Written exercise —
Scan the data below for the string "this". Show every line where it turns up.
** START **
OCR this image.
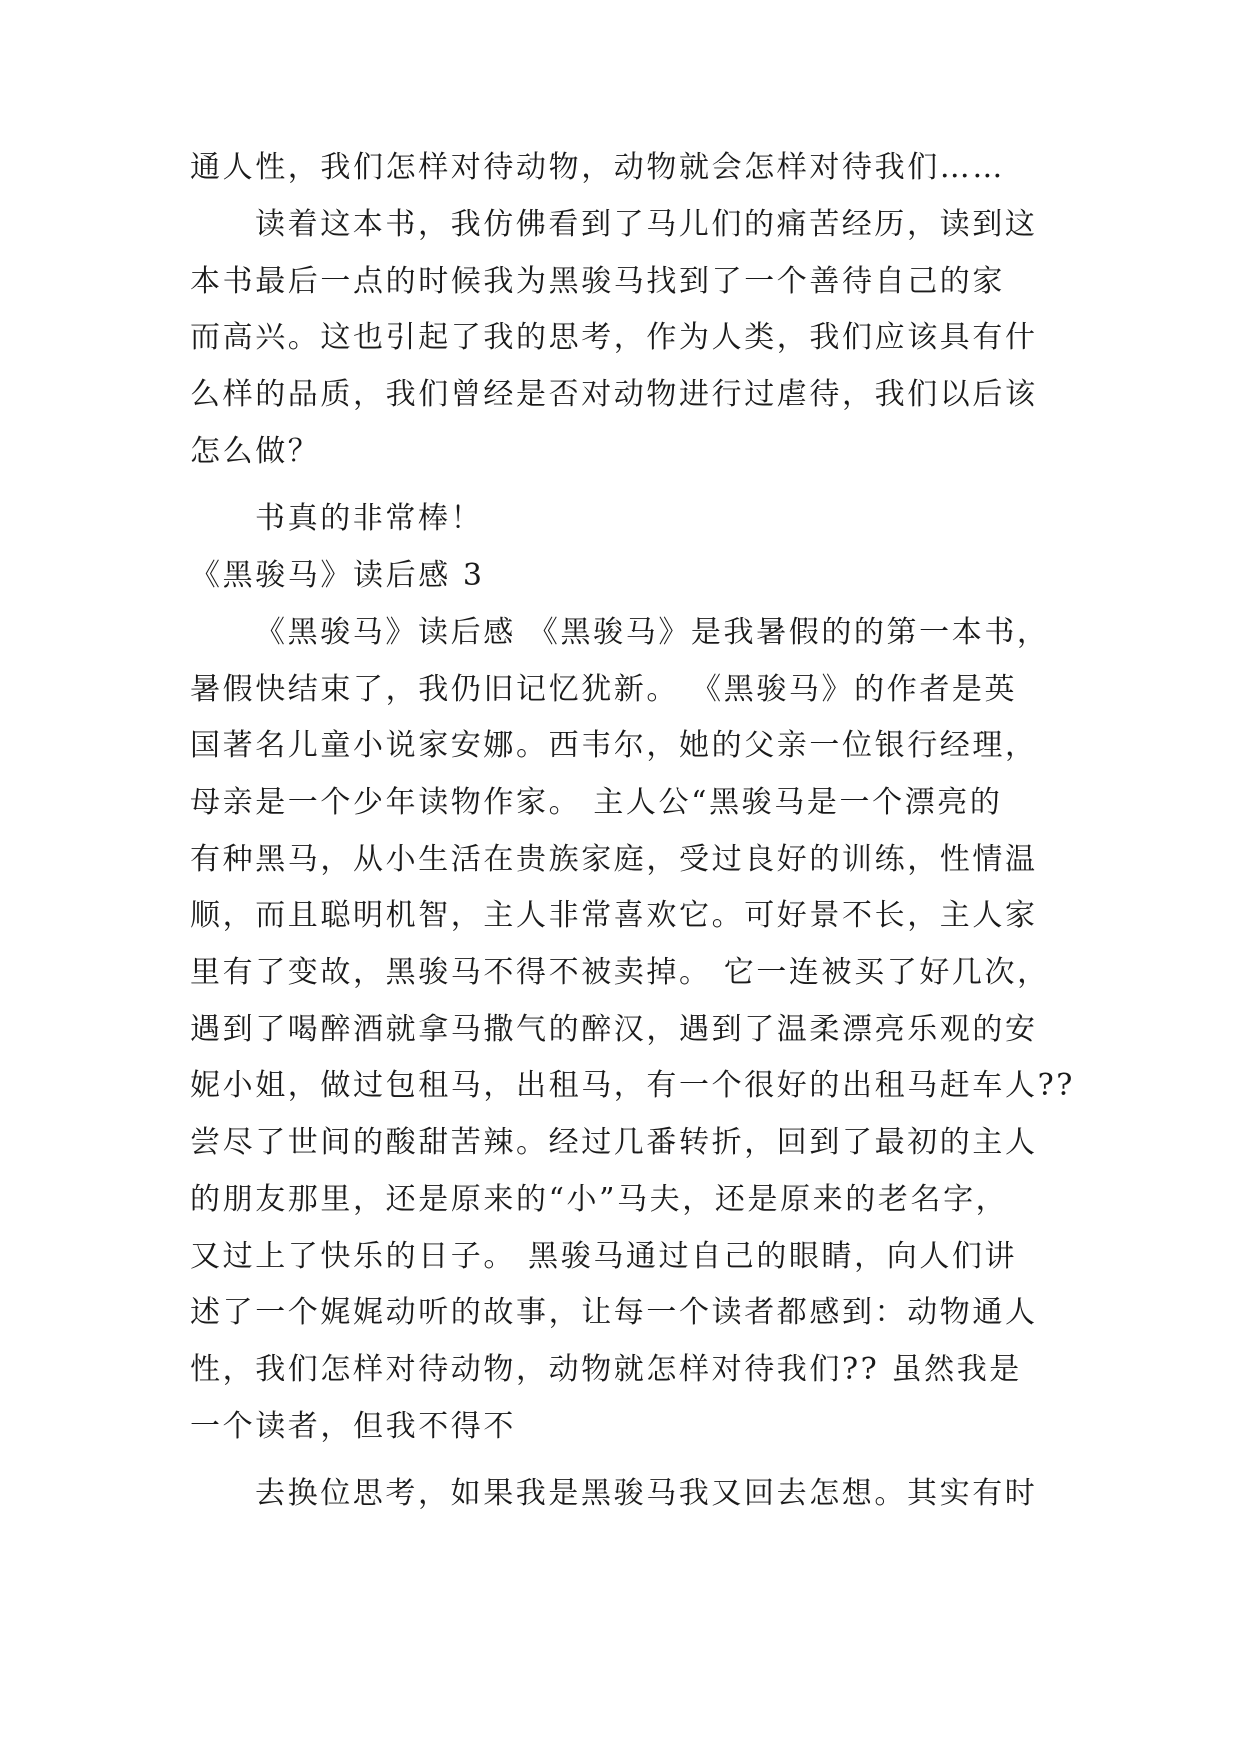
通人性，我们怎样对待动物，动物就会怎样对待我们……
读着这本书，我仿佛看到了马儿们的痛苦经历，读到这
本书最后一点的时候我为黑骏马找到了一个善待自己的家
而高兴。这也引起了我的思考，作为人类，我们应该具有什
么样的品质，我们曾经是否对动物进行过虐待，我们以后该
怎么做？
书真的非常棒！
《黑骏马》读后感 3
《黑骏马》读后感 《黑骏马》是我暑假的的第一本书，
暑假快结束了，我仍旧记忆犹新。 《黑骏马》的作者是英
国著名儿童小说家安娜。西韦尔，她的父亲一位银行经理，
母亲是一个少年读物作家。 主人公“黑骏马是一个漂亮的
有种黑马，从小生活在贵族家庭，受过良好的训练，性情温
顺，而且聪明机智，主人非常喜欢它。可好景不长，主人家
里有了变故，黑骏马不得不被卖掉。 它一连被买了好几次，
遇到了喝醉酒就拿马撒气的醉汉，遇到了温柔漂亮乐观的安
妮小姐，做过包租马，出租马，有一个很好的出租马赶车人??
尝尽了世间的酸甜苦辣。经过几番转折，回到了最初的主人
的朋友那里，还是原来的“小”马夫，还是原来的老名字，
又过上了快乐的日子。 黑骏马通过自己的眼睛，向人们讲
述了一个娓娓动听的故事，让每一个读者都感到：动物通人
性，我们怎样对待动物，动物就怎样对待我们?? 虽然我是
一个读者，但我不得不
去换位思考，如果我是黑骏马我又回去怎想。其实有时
** END **
** START **
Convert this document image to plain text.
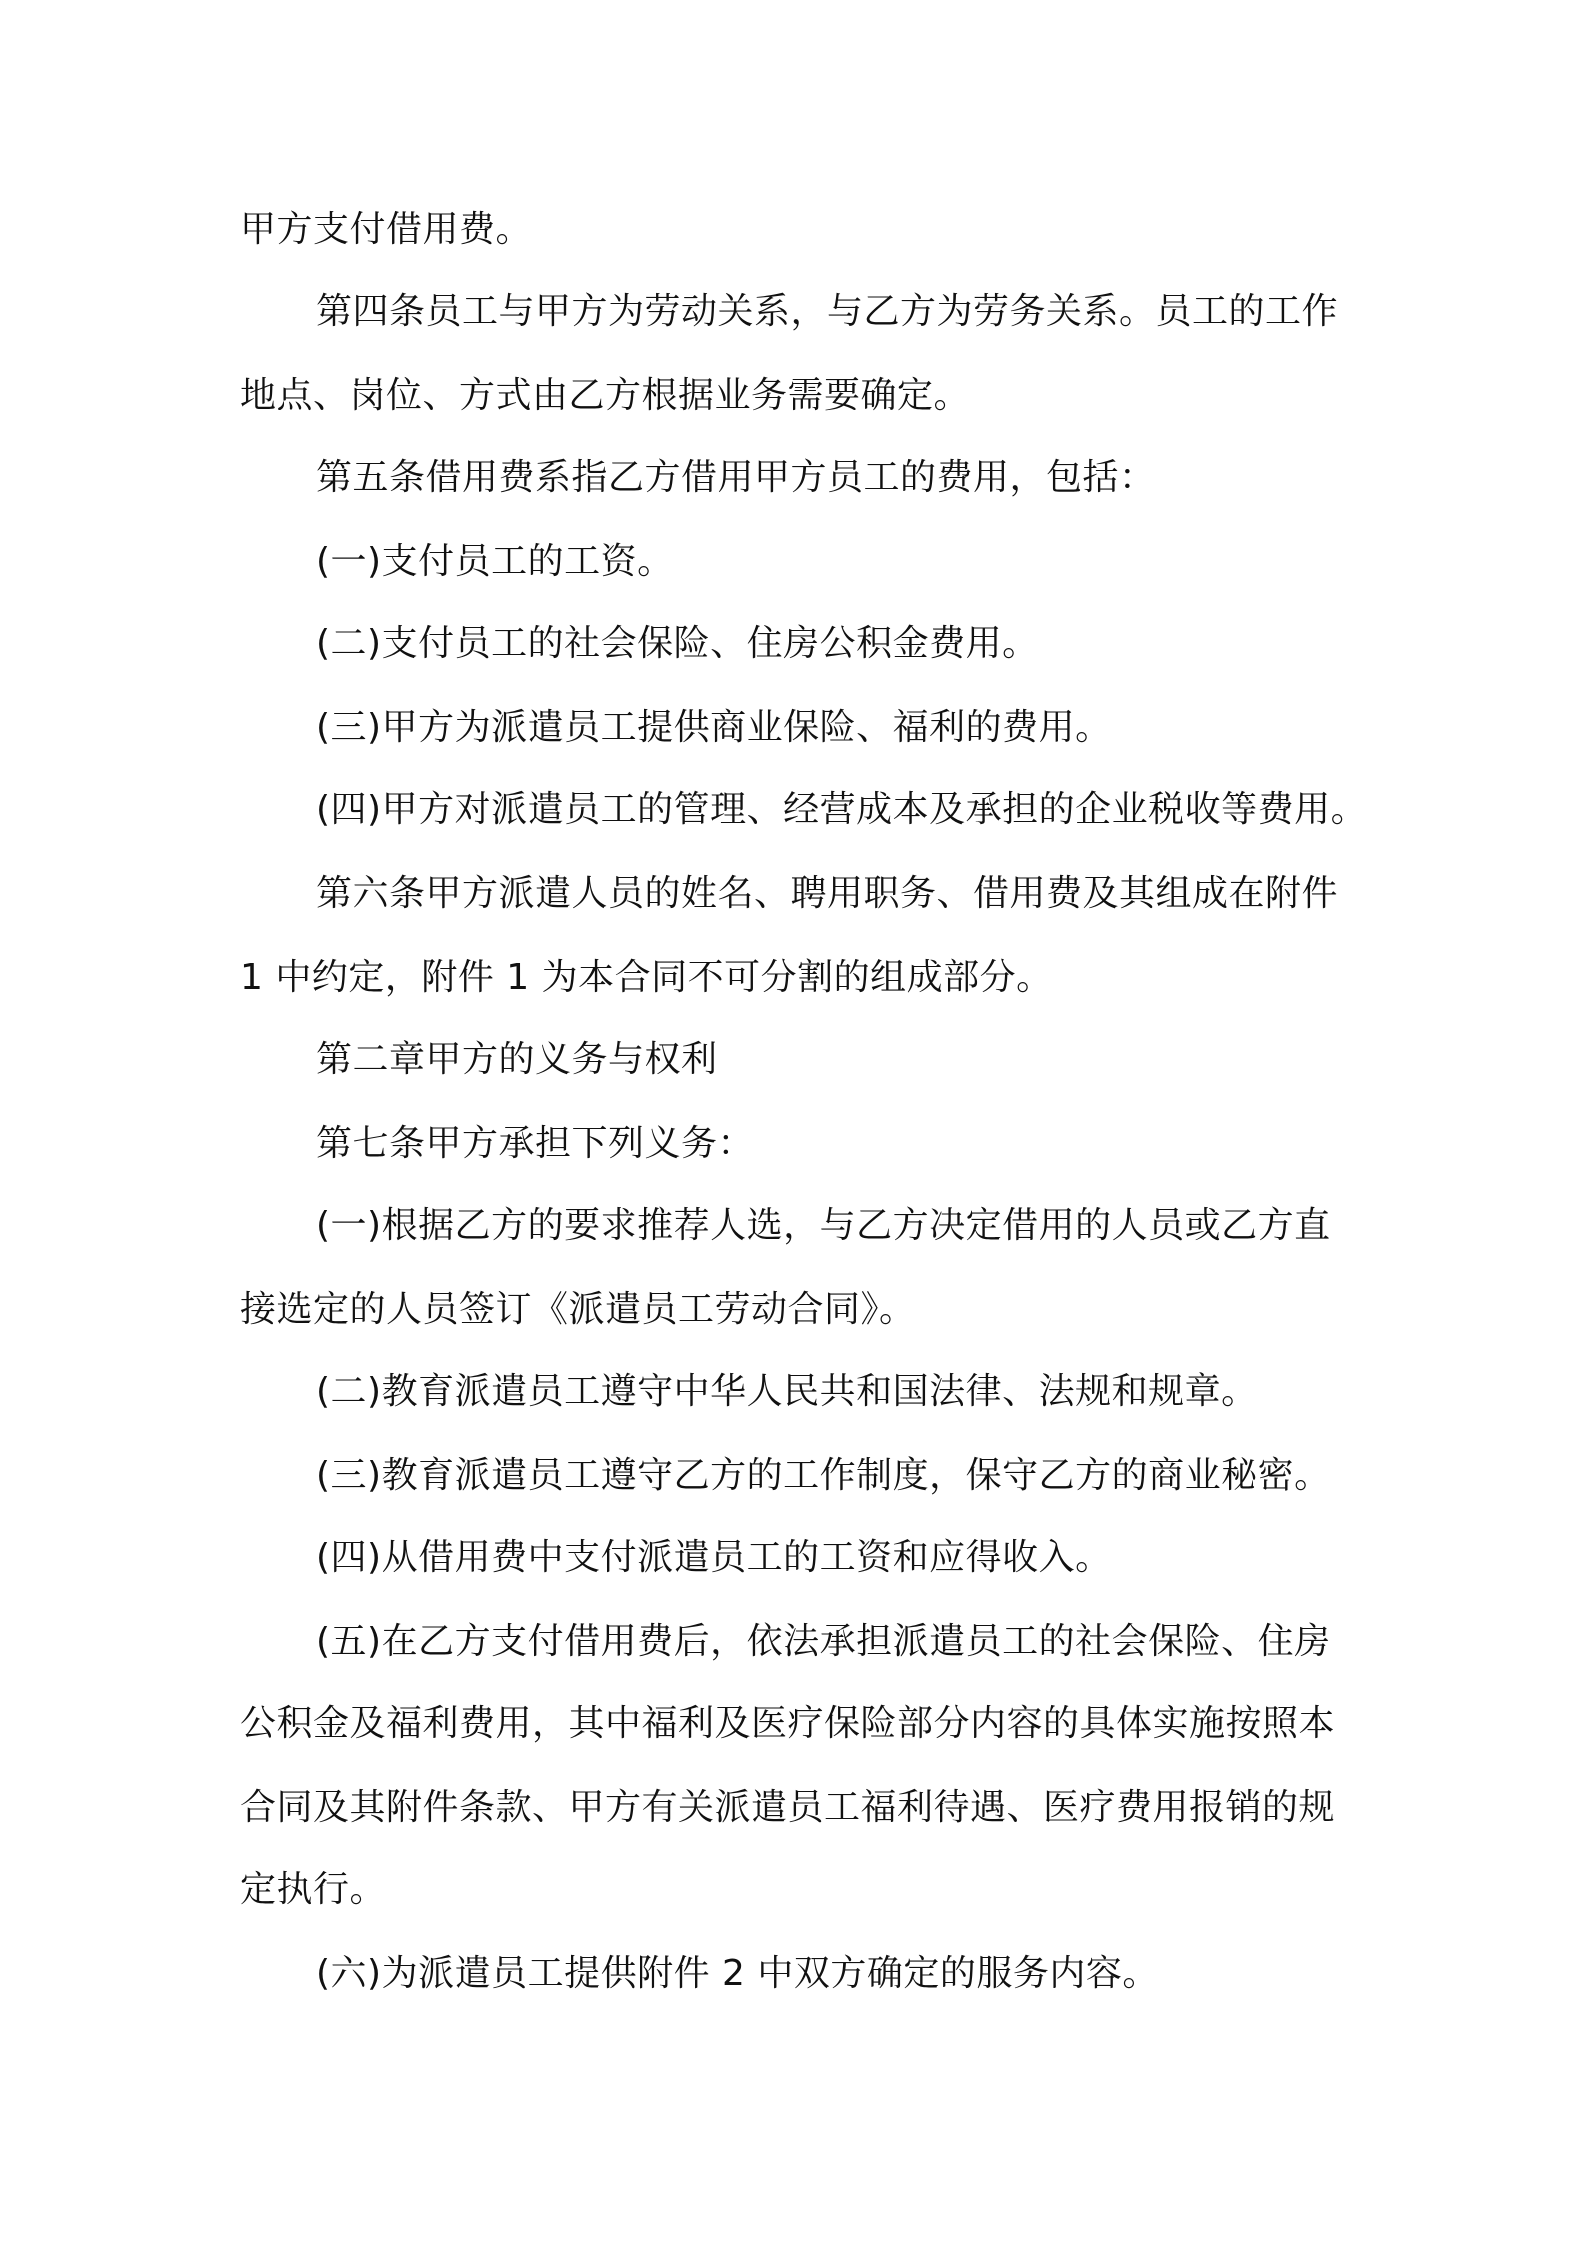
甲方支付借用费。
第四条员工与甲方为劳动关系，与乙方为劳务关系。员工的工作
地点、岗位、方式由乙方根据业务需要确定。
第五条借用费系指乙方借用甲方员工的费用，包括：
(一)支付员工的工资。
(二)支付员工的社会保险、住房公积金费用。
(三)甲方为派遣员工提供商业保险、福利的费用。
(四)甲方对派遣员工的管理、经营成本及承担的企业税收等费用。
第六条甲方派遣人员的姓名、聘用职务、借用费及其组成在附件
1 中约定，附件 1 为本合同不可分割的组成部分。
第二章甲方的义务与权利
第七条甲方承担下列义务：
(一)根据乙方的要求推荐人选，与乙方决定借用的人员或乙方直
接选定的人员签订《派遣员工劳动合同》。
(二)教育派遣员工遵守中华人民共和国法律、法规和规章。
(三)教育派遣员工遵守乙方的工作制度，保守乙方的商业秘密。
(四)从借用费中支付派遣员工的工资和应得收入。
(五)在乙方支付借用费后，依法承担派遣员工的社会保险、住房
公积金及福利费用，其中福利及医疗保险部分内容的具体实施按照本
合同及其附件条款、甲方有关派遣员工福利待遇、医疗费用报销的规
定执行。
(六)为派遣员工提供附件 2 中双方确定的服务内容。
** END **
Solution below —
OCR this image.
Convert this document image to plain text.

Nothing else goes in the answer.